Lines containing "text" are to be counted. Report the count alone.

┄┄┄┄┄┄┄┄┄┄┄┄┄┄┄┄┄┄┄┄

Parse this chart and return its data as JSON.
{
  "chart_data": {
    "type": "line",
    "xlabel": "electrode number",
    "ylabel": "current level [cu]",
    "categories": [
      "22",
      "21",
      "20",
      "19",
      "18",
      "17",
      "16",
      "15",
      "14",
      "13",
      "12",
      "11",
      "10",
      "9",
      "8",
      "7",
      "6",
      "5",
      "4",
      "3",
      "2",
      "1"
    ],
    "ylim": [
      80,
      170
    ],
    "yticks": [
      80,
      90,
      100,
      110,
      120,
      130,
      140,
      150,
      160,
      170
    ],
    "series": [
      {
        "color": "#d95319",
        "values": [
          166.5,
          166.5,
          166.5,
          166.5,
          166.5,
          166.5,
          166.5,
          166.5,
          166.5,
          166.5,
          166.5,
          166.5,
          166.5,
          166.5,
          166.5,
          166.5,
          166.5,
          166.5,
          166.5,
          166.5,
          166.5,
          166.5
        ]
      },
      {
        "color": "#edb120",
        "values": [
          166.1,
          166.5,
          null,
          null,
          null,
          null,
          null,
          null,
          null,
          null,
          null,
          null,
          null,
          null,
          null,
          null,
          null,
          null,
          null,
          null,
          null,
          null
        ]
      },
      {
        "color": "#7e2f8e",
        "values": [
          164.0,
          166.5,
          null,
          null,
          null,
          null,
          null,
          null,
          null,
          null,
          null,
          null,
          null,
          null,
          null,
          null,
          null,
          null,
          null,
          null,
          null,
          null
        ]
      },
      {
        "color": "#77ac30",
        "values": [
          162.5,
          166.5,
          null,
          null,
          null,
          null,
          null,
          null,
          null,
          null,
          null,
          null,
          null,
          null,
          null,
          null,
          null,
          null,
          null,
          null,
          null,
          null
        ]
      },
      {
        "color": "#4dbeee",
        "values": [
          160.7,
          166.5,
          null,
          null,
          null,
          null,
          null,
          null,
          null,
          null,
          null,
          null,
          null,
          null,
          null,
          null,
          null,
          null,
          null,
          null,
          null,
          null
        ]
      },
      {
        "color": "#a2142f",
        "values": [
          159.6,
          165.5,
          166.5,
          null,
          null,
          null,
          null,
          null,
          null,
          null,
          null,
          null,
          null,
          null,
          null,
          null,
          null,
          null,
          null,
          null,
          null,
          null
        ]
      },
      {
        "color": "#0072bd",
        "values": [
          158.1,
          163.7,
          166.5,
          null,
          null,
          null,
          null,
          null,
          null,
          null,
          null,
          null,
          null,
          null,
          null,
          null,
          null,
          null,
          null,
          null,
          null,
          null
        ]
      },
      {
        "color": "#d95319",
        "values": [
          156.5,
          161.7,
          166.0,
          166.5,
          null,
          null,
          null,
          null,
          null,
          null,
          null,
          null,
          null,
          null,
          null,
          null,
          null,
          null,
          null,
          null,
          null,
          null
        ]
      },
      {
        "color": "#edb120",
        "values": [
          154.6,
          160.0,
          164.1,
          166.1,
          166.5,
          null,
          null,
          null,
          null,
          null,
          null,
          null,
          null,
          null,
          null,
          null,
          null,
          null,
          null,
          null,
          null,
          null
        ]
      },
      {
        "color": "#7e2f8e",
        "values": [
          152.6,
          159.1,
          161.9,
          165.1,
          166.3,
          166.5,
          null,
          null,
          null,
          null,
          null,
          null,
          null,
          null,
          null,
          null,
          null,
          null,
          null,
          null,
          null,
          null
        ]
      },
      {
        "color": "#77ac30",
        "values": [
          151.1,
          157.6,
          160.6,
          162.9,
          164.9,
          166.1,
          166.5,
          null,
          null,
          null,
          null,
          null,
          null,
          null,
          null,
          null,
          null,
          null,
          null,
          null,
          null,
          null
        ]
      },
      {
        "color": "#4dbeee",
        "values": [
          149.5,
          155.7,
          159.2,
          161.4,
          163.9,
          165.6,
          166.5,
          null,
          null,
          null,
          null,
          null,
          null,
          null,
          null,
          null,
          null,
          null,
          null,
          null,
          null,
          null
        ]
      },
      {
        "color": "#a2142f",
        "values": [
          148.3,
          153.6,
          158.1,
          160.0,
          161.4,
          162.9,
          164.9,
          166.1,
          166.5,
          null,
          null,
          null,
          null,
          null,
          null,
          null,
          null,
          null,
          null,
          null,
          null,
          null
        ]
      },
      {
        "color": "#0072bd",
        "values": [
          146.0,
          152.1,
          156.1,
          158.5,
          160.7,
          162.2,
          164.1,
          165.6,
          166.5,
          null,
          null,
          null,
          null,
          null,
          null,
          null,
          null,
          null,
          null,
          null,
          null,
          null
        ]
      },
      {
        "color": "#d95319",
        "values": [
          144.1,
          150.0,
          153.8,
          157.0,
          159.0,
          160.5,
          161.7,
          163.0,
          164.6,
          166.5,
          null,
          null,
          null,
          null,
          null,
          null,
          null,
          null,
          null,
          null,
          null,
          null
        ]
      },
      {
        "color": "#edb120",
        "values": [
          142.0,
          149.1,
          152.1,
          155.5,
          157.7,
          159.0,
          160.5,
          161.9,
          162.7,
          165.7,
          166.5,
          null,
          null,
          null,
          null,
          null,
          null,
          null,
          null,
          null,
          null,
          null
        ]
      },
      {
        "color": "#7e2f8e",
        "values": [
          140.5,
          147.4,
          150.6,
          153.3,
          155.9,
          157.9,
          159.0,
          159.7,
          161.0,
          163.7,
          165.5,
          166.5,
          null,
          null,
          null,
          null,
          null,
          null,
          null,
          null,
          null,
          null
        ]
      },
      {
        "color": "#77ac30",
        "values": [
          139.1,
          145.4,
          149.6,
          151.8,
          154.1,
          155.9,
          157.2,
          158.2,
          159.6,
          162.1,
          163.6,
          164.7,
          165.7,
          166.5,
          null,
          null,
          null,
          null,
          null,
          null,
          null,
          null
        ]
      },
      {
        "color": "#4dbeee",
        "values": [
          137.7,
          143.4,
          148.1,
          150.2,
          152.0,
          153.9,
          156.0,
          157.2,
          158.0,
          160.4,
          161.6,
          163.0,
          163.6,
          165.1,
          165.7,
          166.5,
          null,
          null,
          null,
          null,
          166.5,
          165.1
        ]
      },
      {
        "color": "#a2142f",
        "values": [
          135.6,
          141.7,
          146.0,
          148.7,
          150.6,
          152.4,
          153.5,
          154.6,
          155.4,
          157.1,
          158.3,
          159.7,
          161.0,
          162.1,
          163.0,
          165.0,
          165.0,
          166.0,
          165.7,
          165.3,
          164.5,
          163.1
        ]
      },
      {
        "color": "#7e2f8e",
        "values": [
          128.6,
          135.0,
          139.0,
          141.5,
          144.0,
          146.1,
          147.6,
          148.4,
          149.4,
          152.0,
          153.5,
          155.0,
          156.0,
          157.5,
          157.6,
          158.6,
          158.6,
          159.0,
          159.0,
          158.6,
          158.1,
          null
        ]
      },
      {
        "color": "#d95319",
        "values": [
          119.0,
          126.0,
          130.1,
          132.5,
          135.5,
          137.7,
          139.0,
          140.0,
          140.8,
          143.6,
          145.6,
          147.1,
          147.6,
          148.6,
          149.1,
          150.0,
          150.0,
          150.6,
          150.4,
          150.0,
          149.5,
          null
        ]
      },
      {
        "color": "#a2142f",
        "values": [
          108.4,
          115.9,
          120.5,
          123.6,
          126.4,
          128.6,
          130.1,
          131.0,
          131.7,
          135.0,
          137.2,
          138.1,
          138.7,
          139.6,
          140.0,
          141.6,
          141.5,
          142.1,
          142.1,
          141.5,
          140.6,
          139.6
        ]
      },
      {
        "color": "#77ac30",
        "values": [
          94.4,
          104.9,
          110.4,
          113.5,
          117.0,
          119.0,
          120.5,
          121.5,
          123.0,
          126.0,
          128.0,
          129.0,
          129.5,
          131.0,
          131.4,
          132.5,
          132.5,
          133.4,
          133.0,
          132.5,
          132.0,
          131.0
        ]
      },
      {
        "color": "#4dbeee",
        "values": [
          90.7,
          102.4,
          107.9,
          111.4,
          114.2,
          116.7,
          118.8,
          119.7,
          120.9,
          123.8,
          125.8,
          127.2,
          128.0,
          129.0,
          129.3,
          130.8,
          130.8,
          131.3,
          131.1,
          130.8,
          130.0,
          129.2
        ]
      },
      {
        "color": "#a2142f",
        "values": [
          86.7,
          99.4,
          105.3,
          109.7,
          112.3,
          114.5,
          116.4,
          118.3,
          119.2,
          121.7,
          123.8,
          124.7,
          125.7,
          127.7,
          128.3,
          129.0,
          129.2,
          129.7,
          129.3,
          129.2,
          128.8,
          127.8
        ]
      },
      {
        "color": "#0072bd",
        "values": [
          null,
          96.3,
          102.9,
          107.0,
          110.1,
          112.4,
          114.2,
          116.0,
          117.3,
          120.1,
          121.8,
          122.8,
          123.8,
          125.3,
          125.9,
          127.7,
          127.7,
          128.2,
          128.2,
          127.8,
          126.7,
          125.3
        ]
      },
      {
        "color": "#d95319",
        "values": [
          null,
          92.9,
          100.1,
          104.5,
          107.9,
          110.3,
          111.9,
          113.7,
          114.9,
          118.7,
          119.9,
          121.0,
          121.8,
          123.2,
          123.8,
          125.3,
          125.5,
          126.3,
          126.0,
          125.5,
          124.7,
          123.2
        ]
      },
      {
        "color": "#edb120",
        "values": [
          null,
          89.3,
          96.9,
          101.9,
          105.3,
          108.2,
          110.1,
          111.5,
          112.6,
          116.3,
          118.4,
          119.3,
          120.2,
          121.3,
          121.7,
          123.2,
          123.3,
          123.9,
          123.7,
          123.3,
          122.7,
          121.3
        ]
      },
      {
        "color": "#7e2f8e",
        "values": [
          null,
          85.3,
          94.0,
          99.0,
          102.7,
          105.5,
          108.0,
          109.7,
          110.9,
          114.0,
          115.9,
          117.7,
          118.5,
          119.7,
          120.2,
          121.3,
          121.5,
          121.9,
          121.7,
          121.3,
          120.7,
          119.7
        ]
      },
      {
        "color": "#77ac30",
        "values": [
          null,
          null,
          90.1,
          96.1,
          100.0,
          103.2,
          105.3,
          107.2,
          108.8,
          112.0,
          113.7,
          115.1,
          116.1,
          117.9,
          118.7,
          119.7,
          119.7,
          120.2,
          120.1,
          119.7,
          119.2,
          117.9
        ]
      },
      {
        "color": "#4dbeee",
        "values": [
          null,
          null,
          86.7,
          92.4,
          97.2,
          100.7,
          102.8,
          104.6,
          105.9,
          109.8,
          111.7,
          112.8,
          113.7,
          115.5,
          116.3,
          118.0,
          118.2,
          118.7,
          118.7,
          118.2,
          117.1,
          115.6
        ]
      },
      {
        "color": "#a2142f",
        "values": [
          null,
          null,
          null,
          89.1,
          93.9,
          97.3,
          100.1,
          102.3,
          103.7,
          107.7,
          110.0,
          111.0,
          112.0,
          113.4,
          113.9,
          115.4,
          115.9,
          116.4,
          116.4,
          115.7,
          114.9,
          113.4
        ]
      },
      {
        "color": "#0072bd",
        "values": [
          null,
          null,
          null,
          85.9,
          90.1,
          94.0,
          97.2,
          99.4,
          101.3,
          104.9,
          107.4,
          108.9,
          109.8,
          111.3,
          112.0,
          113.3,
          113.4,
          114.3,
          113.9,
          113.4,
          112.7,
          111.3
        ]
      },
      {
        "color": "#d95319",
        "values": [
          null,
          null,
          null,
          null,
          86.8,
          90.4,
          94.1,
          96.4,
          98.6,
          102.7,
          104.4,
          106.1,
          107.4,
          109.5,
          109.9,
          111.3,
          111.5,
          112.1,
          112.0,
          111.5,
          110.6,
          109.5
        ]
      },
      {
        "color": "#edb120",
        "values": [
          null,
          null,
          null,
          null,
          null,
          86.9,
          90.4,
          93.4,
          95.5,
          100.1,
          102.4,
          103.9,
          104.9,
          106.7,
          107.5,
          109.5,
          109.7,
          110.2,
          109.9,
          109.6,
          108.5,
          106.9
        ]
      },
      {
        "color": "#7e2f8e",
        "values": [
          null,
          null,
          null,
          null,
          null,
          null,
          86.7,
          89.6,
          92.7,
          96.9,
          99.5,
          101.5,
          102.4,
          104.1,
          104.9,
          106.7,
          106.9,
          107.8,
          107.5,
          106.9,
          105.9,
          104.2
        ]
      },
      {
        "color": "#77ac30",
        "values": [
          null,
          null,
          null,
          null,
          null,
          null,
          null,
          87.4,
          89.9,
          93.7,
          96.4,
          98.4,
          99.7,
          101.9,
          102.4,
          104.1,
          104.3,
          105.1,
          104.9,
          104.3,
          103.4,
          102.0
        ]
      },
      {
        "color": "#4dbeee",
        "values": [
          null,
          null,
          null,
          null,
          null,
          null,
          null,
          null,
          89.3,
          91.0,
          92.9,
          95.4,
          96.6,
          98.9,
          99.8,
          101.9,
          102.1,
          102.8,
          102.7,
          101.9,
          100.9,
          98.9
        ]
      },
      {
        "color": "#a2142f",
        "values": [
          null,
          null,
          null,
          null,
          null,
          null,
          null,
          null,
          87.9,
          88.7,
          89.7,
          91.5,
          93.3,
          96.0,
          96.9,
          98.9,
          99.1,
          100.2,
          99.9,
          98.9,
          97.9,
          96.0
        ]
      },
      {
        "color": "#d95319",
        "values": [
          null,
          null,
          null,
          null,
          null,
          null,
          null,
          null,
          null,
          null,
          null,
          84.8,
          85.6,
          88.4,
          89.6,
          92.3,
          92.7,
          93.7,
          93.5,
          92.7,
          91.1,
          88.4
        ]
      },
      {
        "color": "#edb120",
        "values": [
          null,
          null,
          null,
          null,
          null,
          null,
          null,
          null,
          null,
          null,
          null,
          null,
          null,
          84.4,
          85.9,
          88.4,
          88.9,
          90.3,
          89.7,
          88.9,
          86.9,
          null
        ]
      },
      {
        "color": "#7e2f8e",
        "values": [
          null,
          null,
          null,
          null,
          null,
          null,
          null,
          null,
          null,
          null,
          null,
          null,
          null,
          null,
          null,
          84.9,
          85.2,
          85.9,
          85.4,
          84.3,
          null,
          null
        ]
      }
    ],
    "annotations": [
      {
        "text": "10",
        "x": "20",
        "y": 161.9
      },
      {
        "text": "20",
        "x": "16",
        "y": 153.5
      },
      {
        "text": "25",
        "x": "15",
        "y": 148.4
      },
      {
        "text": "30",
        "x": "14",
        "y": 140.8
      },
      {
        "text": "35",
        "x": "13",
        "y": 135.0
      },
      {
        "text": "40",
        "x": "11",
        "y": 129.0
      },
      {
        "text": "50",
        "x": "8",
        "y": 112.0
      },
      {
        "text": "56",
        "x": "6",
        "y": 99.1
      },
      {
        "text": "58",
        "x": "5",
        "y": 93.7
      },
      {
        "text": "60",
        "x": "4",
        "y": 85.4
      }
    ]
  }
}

┄┄┄┄┄┄┄┄┄┄┄┄┄┄┄┄┄┄┄┄

Answer to this task
10